WHAT IS EXPECTED - Answer with one number: how many lines hold the string "Свят".

[Records from a collection]

^^^^

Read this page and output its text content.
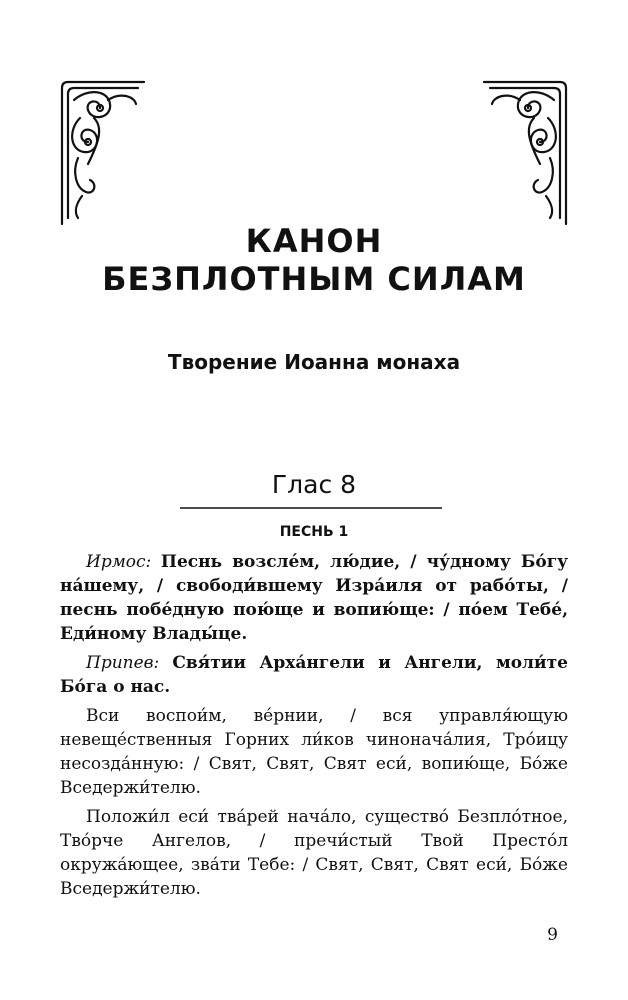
КАНОН
БЕЗПЛОТНЫМ СИЛАМ
Творение Иоанна монаха
Глас 8
ПЕСНЬ 1

Ирмос: Песнь возслéм, лю́дие, / чу́дному Бо́гу на́шему, / свободи́вшему Изра́иля от рабо́ты, / песнь побе́дную пою́ще и вопию́ще: / по́ем Тебе́, Еди́ному Влады́це.

Припев: Свя́тии Арха́нгели и Ангели, моли́те Бо́га о нас.

Вси воспои́м, ве́рнии, / вся управля́ющую невеще́ственныя Горних ли́ков чинонача́лия, Тро́ицу несозда́нную: / Свят, Свят, Свят еси́, вопию́ще, Бо́же Вседержи́телю.

Положи́л еси́ тва́рей нача́ло, существо́ Безпло́тное, Тво́рче Ангелов, / пречи́стый Твой Престо́л окружа́ющее, зва́ти Тебе: / Свят, Свят, Свят еси́, Бо́же Вседержи́телю.

9
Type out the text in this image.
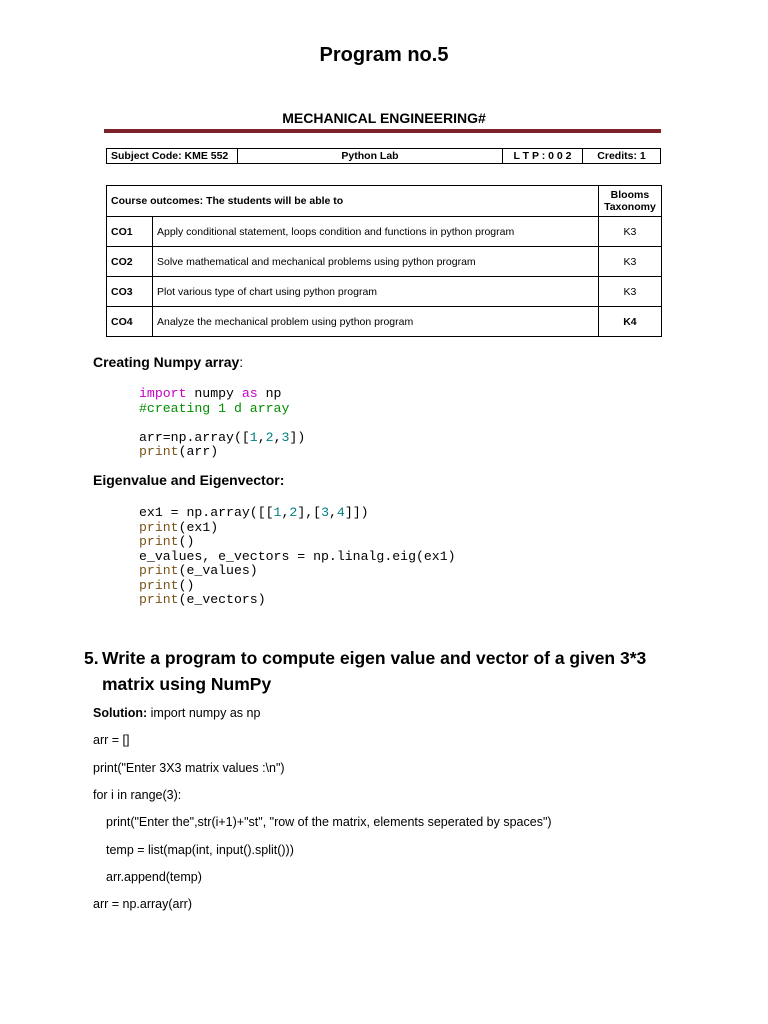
Program no.5
MECHANICAL ENGINEERING#
Subject Code: KME 552	Python Lab	L T P : 0 0 2	Credits: 1
Course outcomes: The students will be able to		Blooms
Taxonomy
CO1	Apply conditional statement, loops condition and functions in python program	K3
CO2	Solve mathematical and mechanical problems using python program	K3
CO3	Plot various type of chart using python program	K3
CO4	Analyze the mechanical problem using python program	K4
Creating Numpy array:
import numpy as np
#creating 1 d array

arr=np.array([1,2,3])
print(arr)
Eigenvalue and Eigenvector:
ex1 = np.array([[1,2],[3,4]])
print(ex1)
print()
e_values, e_vectors = np.linalg.eig(ex1)
print(e_values)
print()
print(e_vectors)
5. Write a program to compute eigen value and vector of a given 3*3
matrix using NumPy
Solution: import numpy as np
arr = []
print("Enter 3X3 matrix values :\n")
for i in range(3):
print("Enter the",str(i+1)+"st", "row of the matrix, elements seperated by spaces")
temp = list(map(int, input().split()))
arr.append(temp)
arr = np.array(arr)
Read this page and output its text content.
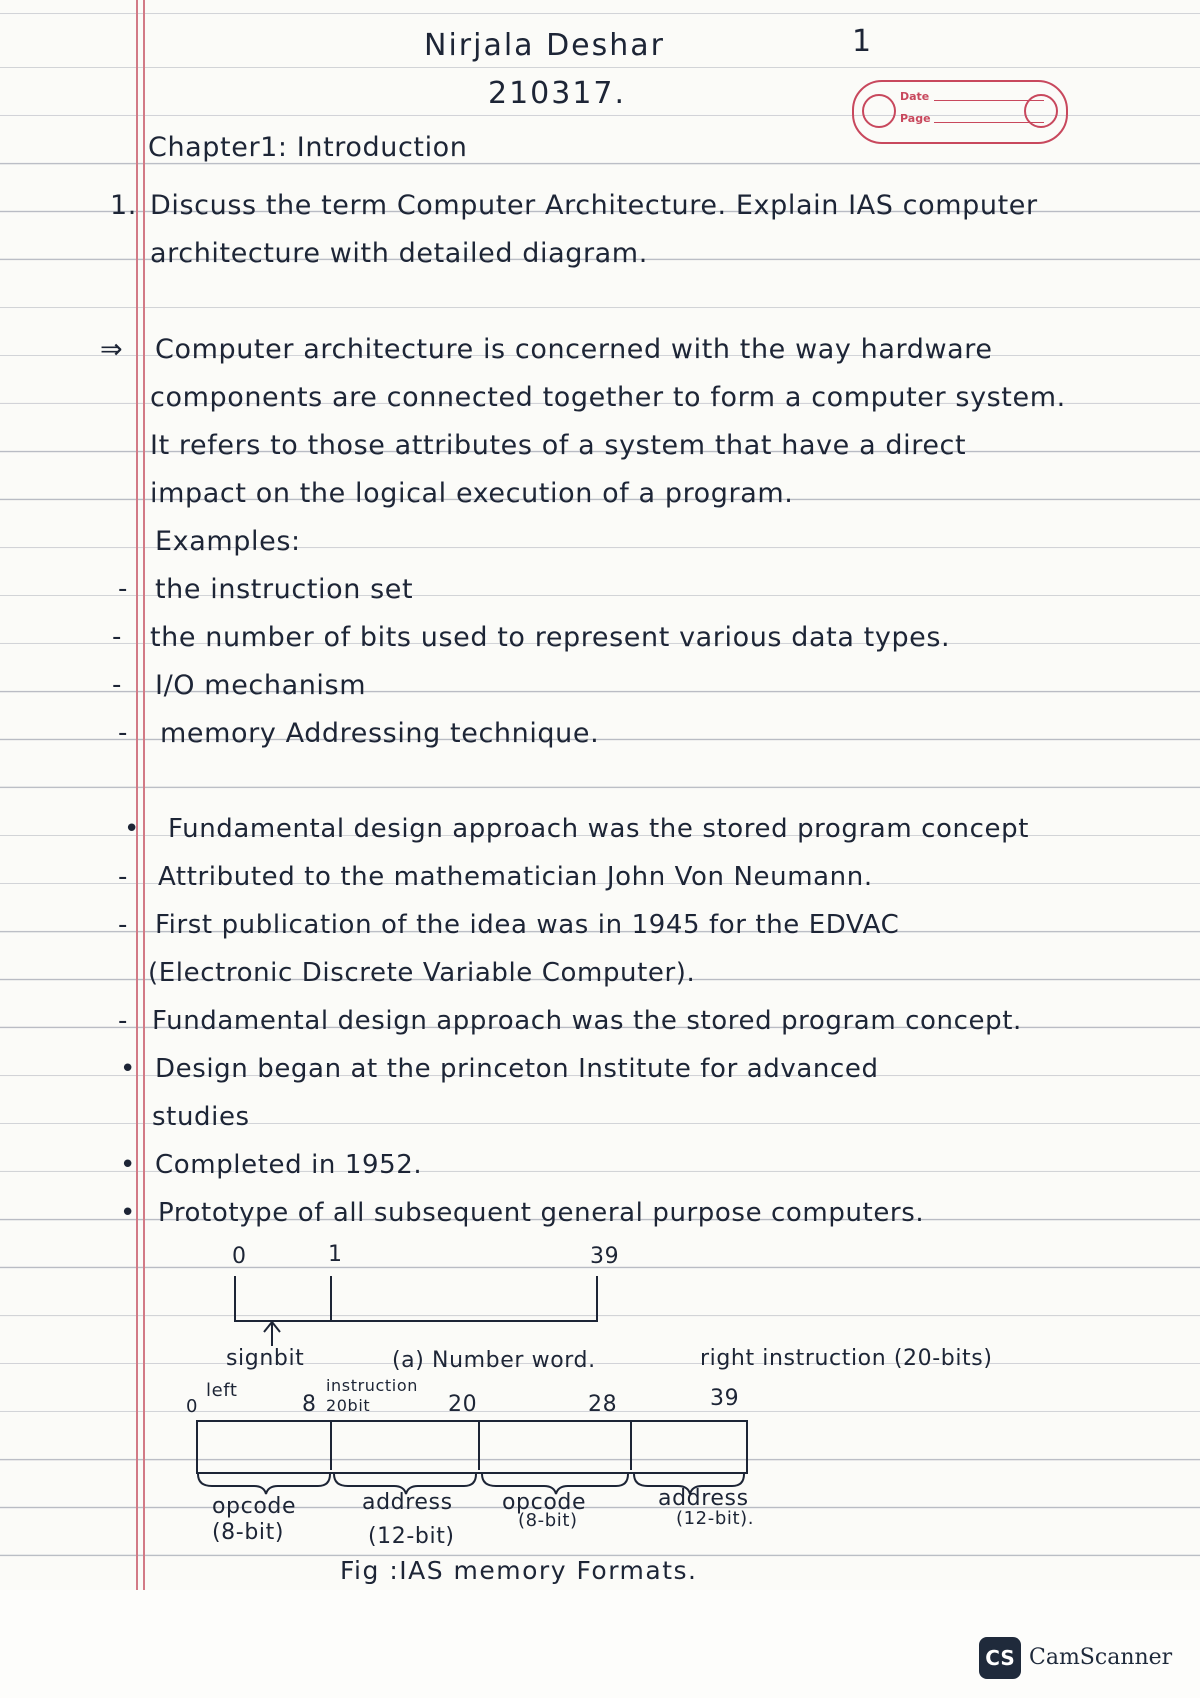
Nirjala Deshar
210317.
1
Date
Page
Chapter1: Introduction
1. Discuss the term Computer Architecture. Explain IAS computer
architecture with detailed diagram.
⇒ Computer architecture is concerned with the way hardware
components are connected together to form a computer system.
It refers to those attributes of a system that have a direct
impact on the logical execution of a program.
Examples:
- the instruction set
- the number of bits used to represent various data types.
- I/O mechanism
- memory Addressing technique.
• Fundamental design approach was the stored program concept
- Attributed to the mathematician John Von Neumann.
- First publication of the idea was in 1945 for the EDVAC
(Electronic Discrete Variable Computer).
- Fundamental design approach was the stored program concept.
• Design began at the princeton Institute for advanced
studies
• Completed in 1952.
• Prototype of all subsequent general purpose computers.
0	1	39
signbit	(a) Number word.	right instruction (20-bits)
0
left
8
instruction
20bit	20	28	39
opcode
(8-bit)
address
(12-bit)
opcode
(8-bit)
address
(12-bit).
Fig :IAS memory Formats.
CS CamScanner
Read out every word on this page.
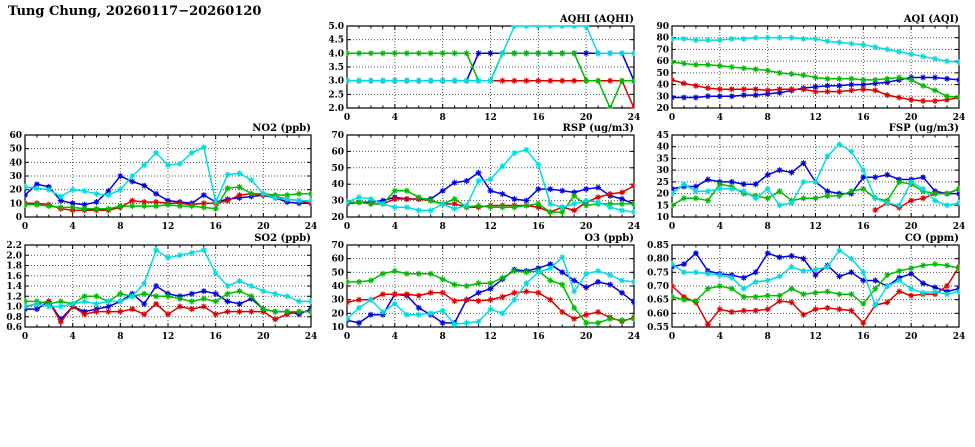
Tung Chung, 20260117−20260120
2.0
2.5
3.0
3.5
4.0
4.5
5.0
0	4	8	12	16	20	24
AQHI (AQHI)
20
30
40
50
60
70
80
90
0	4	8	12	16	20	24
AQI (AQI)
0
10
20
30
40
50
60
0	4	8	12	16	20	24
NO2 (ppb)
20
30
40
50
60
70
0	4	8	12	16	20	24
RSP (ug/m3)
10
15
20
25
30
35
40
45
0	4	8	12	16	20	24
FSP (ug/m3)
0.6
0.8
1.0
1.2
1.4
1.6
1.8
2.0
2.2
0	4	8	12	16	20	24
SO2 (ppb)
10
20
30
40
50
60
70
0	4	8	12	16	20	24
O3 (ppb)
0.55
0.60
0.65
0.70
0.75
0.80
0.85
0	4	8	12	16	20	24
CO (ppm)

^^^^

FINISHED TASK - 2